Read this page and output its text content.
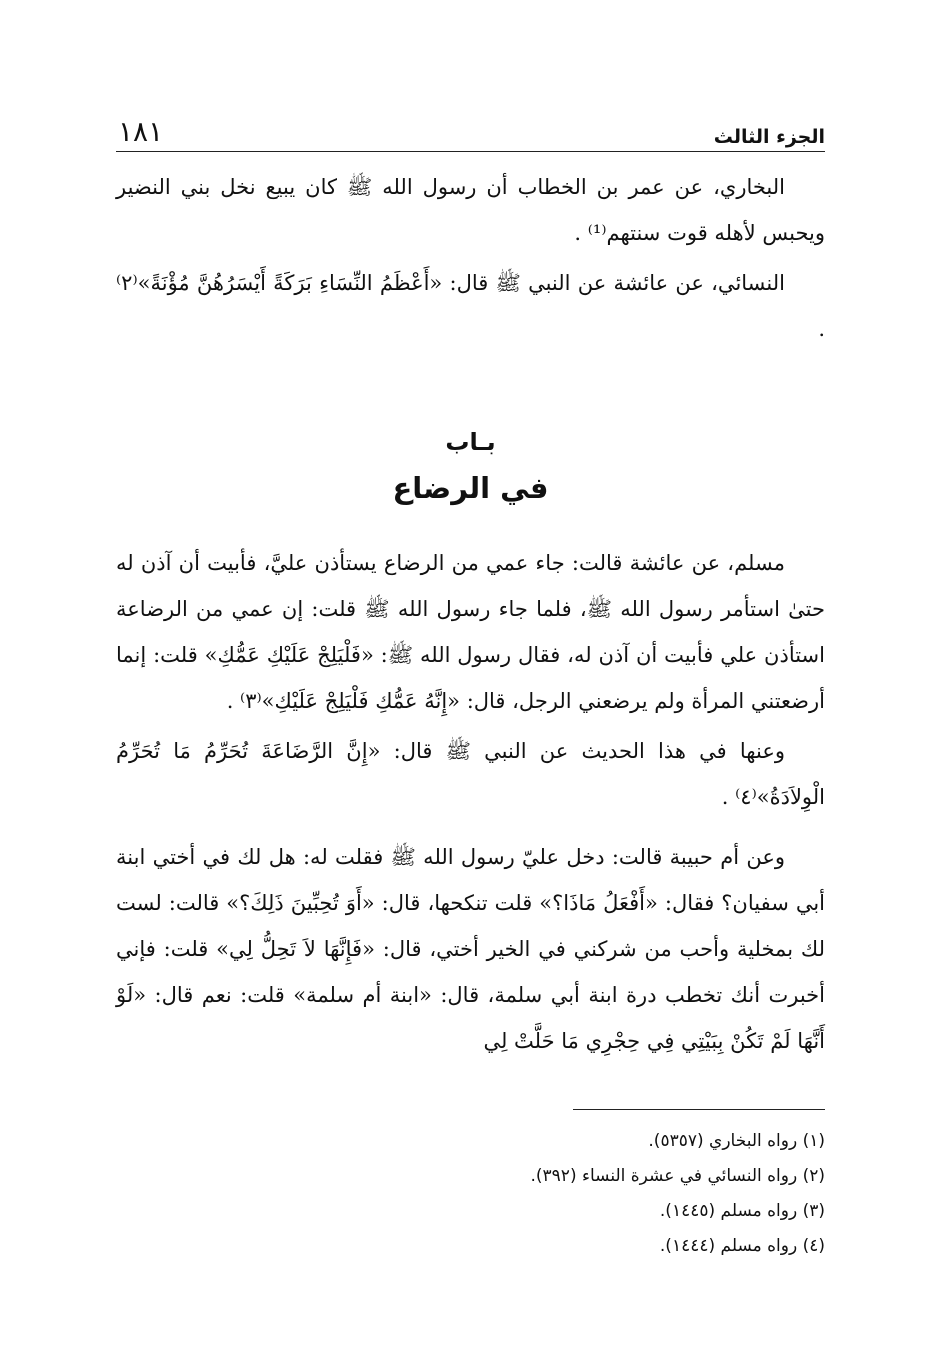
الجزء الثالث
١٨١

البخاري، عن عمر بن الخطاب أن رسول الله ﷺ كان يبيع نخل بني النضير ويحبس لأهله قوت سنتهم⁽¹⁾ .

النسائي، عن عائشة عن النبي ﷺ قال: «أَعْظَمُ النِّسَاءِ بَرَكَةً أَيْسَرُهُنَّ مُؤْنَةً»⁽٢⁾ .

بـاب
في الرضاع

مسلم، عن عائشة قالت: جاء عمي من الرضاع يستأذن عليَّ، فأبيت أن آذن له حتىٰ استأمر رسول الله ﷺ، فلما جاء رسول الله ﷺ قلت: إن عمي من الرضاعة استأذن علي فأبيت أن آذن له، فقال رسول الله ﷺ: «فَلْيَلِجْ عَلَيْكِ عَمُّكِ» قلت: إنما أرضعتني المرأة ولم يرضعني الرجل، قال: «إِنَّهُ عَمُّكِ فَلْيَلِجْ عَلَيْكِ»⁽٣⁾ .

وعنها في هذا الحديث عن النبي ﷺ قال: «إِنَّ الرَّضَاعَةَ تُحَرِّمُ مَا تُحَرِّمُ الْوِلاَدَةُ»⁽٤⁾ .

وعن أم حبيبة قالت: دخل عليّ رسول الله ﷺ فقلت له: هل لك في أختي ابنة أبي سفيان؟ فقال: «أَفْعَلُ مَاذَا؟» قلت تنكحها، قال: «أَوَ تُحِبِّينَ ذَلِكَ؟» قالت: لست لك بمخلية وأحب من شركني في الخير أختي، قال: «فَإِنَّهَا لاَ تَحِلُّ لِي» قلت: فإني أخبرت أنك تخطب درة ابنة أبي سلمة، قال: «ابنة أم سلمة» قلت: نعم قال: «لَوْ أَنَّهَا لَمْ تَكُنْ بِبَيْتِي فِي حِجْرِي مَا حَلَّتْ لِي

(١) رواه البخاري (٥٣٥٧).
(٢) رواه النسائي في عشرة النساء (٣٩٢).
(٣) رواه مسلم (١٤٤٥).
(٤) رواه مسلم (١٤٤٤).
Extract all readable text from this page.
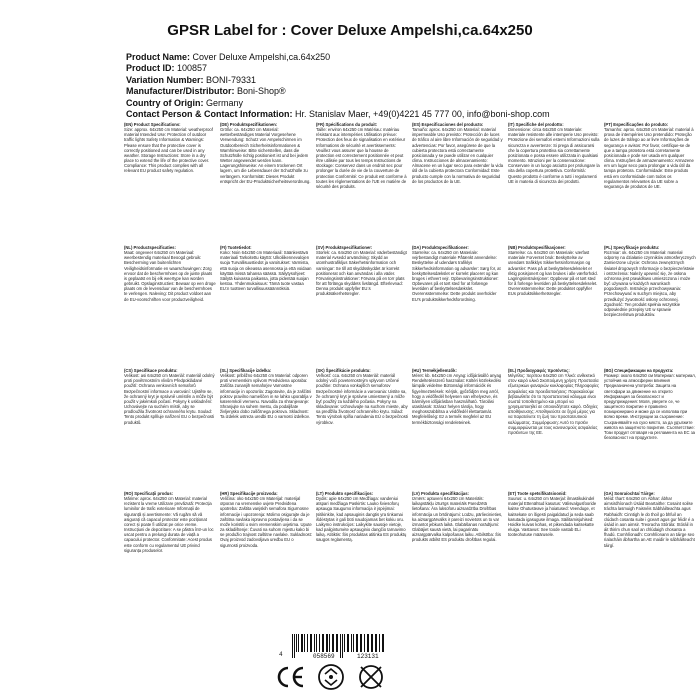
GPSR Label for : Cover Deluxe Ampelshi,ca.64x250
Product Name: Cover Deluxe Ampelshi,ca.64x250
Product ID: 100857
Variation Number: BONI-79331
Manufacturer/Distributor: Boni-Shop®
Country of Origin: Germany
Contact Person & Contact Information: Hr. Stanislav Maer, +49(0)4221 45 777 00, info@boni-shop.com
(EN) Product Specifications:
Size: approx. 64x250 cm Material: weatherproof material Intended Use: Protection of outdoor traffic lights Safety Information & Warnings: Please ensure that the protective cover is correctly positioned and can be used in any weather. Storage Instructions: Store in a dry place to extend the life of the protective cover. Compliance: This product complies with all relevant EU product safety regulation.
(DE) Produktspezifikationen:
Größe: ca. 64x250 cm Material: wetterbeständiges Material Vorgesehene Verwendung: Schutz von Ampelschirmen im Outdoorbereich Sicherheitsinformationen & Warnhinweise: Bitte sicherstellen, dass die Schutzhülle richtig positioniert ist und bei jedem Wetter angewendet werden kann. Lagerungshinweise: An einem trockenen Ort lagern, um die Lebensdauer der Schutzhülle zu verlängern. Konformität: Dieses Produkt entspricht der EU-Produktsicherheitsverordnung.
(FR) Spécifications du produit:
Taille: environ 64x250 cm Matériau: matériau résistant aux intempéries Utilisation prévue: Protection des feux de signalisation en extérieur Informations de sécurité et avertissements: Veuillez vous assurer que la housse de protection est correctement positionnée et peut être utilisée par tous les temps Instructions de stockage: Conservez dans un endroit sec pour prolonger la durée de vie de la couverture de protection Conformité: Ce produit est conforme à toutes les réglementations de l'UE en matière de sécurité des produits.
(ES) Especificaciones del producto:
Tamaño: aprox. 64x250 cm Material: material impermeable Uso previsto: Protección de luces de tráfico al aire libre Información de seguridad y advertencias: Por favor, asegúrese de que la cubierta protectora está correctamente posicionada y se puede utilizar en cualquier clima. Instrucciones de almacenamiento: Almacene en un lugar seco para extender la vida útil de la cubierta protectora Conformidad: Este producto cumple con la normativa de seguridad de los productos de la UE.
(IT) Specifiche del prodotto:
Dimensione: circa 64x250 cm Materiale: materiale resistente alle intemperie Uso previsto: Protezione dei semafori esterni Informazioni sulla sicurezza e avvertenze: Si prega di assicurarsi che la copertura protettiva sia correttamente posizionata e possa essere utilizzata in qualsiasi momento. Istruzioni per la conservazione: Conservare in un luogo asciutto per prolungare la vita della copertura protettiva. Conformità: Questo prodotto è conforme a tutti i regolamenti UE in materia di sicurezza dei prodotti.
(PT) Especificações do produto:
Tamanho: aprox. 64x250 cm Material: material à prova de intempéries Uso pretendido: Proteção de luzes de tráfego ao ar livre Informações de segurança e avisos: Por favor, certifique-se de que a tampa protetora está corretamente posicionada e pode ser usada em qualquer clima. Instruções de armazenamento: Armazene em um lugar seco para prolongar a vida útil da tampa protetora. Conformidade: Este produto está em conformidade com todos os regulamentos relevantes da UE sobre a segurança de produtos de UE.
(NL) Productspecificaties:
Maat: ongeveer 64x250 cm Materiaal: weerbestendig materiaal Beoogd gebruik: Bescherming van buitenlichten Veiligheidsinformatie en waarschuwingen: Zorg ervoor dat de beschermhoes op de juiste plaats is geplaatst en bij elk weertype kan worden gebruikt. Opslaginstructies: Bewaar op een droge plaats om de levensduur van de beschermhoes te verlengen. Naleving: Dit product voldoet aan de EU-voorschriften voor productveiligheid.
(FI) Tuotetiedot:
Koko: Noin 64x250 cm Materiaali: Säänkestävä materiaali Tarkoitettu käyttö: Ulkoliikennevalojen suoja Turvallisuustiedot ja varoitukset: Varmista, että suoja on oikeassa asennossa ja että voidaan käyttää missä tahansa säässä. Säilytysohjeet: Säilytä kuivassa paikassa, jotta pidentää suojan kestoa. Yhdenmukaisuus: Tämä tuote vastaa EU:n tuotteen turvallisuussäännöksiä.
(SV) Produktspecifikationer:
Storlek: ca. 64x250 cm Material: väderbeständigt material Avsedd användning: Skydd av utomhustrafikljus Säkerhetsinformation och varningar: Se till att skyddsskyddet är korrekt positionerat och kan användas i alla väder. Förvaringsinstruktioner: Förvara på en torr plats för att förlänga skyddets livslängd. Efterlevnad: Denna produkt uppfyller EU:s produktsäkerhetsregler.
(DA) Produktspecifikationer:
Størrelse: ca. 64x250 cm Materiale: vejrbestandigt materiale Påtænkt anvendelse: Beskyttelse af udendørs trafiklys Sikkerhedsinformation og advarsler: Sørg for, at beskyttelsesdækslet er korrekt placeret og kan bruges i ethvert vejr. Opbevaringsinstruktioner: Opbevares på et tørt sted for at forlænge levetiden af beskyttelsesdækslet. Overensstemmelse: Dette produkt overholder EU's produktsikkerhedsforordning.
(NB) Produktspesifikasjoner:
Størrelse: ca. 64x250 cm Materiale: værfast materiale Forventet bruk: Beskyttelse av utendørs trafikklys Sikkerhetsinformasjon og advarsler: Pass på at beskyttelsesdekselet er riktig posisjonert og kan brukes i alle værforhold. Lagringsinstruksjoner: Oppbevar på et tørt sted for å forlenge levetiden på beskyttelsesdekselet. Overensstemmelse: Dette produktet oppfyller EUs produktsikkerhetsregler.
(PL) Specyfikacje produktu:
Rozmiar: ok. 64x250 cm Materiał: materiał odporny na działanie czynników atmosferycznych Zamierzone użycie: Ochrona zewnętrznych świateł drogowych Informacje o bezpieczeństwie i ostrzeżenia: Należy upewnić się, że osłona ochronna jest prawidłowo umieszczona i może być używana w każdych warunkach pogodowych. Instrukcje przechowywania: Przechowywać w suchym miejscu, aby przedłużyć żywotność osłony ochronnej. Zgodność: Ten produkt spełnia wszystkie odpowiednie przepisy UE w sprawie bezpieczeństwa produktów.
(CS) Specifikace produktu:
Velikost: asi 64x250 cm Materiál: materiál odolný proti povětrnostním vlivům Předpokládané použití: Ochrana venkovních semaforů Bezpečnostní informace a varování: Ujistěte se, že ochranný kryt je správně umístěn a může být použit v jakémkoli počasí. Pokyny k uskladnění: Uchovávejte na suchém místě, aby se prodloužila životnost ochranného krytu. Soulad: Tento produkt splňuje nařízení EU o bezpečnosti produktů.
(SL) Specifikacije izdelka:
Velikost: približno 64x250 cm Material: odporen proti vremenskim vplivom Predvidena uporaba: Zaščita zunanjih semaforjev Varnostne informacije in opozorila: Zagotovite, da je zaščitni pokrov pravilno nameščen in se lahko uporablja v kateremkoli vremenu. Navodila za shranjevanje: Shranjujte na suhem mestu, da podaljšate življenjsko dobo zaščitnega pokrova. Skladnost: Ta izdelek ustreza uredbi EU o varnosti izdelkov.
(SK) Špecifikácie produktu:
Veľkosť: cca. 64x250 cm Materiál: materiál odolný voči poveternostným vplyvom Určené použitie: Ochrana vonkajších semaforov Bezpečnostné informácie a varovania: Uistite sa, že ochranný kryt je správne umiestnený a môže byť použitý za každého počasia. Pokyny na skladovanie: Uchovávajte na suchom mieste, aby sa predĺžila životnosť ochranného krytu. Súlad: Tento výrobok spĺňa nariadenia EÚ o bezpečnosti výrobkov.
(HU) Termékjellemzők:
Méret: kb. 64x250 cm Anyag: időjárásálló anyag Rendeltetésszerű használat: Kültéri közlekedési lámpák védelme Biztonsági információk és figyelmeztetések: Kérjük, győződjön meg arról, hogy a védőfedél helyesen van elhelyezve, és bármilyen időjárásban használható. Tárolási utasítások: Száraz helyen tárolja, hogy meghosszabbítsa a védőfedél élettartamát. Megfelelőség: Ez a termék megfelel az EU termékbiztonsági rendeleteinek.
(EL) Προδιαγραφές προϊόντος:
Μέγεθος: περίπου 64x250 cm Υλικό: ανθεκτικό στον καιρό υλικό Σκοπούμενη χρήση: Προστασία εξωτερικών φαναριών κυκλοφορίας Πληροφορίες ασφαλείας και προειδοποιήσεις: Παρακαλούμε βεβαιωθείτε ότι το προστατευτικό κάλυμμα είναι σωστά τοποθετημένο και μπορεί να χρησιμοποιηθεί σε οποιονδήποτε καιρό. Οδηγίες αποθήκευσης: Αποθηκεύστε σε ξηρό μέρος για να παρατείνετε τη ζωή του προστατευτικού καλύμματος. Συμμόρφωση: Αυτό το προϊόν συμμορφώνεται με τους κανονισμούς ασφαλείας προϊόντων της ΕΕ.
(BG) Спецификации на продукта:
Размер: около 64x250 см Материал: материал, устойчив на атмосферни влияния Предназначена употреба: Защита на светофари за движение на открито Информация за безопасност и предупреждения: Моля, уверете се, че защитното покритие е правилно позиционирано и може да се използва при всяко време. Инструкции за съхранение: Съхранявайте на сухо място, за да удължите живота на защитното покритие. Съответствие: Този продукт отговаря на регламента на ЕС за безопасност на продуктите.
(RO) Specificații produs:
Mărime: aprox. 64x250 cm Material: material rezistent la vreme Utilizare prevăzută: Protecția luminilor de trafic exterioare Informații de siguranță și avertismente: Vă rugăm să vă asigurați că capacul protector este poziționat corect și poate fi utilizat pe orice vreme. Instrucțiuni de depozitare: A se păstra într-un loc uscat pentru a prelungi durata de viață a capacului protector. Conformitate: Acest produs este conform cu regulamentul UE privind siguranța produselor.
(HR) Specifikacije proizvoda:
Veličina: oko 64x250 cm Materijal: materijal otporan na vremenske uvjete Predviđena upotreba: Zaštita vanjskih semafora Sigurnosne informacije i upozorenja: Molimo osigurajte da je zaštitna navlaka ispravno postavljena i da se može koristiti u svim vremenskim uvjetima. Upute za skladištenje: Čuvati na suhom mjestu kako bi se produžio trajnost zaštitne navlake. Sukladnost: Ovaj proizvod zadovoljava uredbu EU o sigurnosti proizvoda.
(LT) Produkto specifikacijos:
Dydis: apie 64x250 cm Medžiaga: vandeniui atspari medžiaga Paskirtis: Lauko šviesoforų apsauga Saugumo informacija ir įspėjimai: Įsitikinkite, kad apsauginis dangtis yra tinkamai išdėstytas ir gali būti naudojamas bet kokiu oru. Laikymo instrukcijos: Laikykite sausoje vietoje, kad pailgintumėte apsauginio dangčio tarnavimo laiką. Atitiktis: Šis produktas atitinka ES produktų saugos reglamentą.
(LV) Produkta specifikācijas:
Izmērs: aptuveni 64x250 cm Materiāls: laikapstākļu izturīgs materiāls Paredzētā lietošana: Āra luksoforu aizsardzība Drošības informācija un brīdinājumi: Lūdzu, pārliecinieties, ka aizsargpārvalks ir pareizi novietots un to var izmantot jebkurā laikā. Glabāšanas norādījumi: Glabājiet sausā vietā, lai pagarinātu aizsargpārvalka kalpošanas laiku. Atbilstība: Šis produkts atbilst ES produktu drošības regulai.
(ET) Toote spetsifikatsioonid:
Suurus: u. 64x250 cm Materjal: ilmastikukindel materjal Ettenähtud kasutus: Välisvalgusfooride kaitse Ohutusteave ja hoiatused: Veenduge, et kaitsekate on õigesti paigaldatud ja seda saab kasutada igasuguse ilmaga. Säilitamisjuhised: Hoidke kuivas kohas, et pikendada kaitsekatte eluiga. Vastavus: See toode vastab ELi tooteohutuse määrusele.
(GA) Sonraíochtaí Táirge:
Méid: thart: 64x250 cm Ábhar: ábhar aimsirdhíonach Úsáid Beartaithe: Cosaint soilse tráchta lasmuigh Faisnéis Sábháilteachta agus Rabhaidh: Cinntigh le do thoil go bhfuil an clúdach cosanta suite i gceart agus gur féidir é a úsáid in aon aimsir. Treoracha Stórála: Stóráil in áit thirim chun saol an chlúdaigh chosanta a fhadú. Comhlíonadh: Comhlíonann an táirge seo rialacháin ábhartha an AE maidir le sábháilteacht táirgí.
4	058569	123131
* * * *
In the listing above, locate each line with "Ampelshi" and copy it.

__Response__.
GPSR Label for : Cover Deluxe Ampelshi,ca.64x250
Product Name: Cover Deluxe Ampelshi,ca.64x250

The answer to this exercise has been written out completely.